◆ **Required work**
Sort through the data and copy the lines holding the word "Staff".

◆ **Records for the task**
((

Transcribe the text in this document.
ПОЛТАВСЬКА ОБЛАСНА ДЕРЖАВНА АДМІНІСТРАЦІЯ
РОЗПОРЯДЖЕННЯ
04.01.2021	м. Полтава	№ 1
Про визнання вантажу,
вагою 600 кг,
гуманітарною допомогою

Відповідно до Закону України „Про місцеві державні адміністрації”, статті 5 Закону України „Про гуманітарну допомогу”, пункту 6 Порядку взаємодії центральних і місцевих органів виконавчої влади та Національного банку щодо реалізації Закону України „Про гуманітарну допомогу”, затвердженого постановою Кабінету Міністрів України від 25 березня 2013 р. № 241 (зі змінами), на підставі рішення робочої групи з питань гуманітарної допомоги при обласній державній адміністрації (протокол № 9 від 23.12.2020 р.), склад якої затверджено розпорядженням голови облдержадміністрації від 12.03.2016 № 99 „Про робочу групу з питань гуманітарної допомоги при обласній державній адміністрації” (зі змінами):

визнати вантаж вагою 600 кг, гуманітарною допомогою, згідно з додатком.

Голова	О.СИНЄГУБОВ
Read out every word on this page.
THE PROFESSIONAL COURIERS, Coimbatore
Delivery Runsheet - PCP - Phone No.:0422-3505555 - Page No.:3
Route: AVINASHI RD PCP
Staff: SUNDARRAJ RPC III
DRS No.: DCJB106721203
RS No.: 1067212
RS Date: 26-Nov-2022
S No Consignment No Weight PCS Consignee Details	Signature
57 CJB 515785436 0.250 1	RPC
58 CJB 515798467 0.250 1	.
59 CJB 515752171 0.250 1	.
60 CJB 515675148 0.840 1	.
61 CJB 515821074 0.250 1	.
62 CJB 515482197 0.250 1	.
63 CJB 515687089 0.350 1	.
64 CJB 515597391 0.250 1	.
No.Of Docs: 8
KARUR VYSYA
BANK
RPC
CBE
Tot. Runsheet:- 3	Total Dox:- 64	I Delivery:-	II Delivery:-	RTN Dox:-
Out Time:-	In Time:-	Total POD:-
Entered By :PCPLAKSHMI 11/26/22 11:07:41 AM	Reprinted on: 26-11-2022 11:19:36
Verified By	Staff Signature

))

◆ **Exercise output**
Staff: SUNDARRAJ RPC III
Verified By	Staff Signature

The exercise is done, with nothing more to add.